** Stated exercise **
Transcribe everything in the data word for word. Pictures are left out.
--- BEGIN Dataset excerpts ---
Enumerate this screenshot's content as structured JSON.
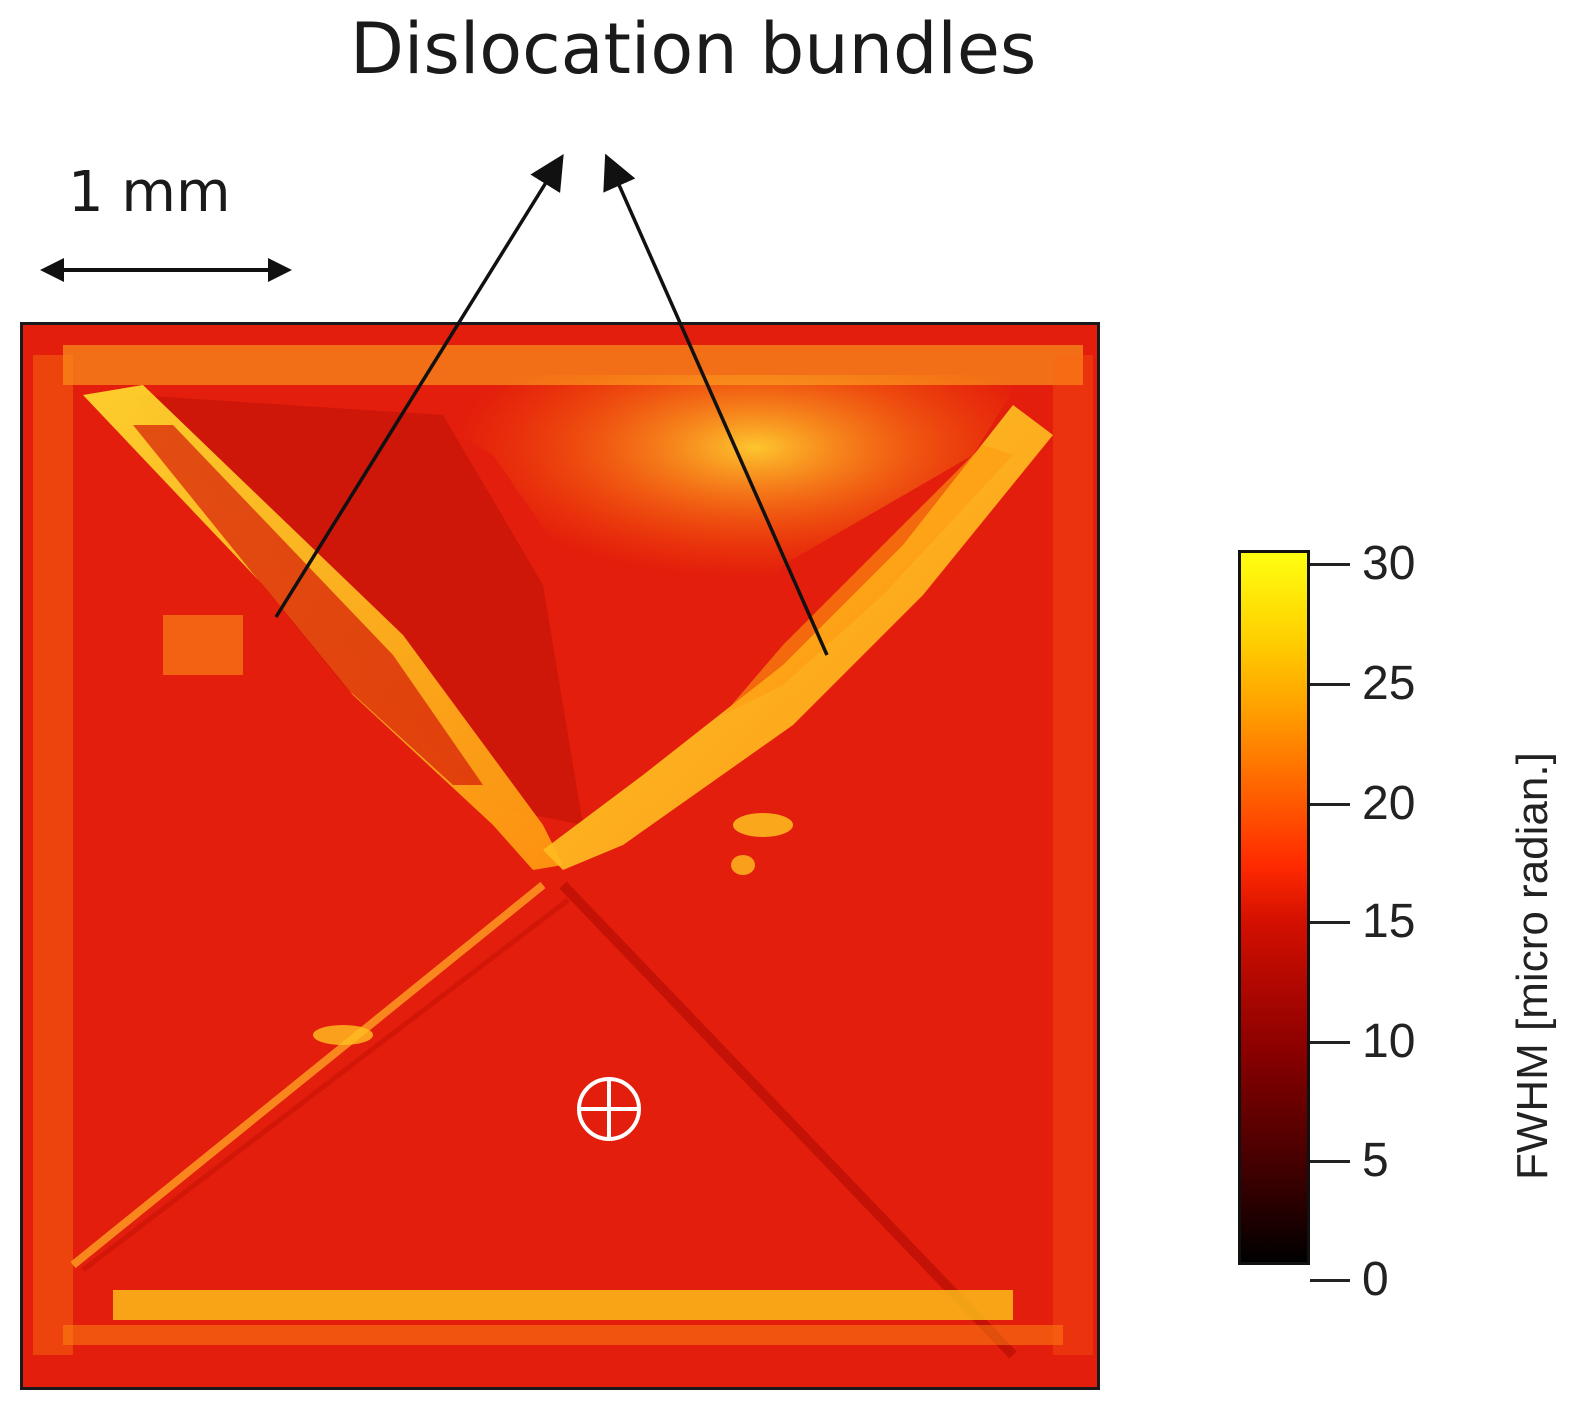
{
  "figure": {
    "annotation": "Dislocation bundles",
    "scale_bar_label": "1 mm"
  },
  "colorbar": {
    "title": "FWHM [micro radian.]",
    "ticks": [
      "30",
      "25",
      "20",
      "15",
      "10",
      "5",
      "0"
    ],
    "colormap": [
      "#000000",
      "#8b0000",
      "#ff2a00",
      "#ffa000",
      "#ffff10"
    ]
  },
  "colors": {
    "background_red": "#e8200c",
    "bright_yellow": "#ffd21a"
  }
}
--- END Dataset excerpts ---
** Solution **
Enumerate this screenshot's content as structured JSON.
{
  "figure": {
    "annotation": "Dislocation bundles",
    "scale_bar_label": "1 mm"
  },
  "colorbar": {
    "title": "FWHM [micro radian.]",
    "ticks": [
      "30",
      "25",
      "20",
      "15",
      "10",
      "5",
      "0"
    ],
    "colormap": [
      "#000000",
      "#8b0000",
      "#ff2a00",
      "#ffa000",
      "#ffff10"
    ]
  },
  "colors": {
    "background_red": "#e8200c",
    "bright_yellow": "#ffd21a"
  }
}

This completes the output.